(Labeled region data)
════════

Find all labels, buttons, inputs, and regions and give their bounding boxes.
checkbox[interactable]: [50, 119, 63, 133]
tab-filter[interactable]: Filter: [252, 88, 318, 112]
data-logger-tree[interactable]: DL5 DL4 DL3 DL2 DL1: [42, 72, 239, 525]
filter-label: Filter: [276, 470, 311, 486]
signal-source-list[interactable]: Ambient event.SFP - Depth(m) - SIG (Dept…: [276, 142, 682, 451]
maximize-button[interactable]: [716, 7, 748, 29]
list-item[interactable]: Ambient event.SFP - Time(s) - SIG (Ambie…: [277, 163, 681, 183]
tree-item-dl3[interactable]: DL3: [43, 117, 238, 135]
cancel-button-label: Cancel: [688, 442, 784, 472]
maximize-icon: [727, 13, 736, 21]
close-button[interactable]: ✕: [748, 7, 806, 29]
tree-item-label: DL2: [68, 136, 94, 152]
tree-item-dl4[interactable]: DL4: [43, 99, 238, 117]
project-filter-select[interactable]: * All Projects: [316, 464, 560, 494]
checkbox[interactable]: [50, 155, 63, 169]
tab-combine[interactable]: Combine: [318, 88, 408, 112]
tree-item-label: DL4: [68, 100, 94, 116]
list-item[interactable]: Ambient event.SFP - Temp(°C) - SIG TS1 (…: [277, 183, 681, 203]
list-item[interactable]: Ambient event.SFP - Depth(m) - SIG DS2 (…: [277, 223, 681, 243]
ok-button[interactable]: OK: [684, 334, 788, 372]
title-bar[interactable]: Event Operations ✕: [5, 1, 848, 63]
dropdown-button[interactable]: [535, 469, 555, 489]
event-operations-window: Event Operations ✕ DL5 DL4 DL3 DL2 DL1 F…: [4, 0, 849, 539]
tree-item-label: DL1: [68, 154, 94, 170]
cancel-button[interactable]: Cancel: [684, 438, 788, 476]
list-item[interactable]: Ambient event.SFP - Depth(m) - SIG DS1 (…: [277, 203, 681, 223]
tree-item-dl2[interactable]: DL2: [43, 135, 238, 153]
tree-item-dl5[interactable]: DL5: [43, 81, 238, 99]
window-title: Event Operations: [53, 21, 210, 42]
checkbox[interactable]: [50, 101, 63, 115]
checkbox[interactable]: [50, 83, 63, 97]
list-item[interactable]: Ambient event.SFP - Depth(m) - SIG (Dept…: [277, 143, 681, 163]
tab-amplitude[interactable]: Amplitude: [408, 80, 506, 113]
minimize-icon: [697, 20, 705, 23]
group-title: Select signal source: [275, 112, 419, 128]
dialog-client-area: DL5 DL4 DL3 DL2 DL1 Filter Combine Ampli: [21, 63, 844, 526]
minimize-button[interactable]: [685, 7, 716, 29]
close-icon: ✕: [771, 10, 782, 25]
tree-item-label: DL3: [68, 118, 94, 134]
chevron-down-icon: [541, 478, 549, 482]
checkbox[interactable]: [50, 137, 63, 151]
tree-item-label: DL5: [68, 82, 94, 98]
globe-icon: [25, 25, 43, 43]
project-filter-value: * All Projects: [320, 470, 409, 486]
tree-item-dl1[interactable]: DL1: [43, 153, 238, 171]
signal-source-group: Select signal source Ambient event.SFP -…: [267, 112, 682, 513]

════════

### SHORT TASK
Rewrite the data from its first line through the line containing "tree-item-dl3[interactable]: DL3: [43, 117, 238, 135]", replacing "maximize-button" with "expand-button" and leaving everything else unchanged.

### COMPLETED TASK
Find all labels, buttons, inputs, and regions and give their bounding boxes.
checkbox[interactable]: [50, 119, 63, 133]
tab-filter[interactable]: Filter: [252, 88, 318, 112]
data-logger-tree[interactable]: DL5 DL4 DL3 DL2 DL1: [42, 72, 239, 525]
filter-label: Filter: [276, 470, 311, 486]
signal-source-list[interactable]: Ambient event.SFP - Depth(m) - SIG (Dept…: [276, 142, 682, 451]
expand-button[interactable]: [716, 7, 748, 29]
list-item[interactable]: Ambient event.SFP - Time(s) - SIG (Ambie…: [277, 163, 681, 183]
tree-item-dl3[interactable]: DL3: [43, 117, 238, 135]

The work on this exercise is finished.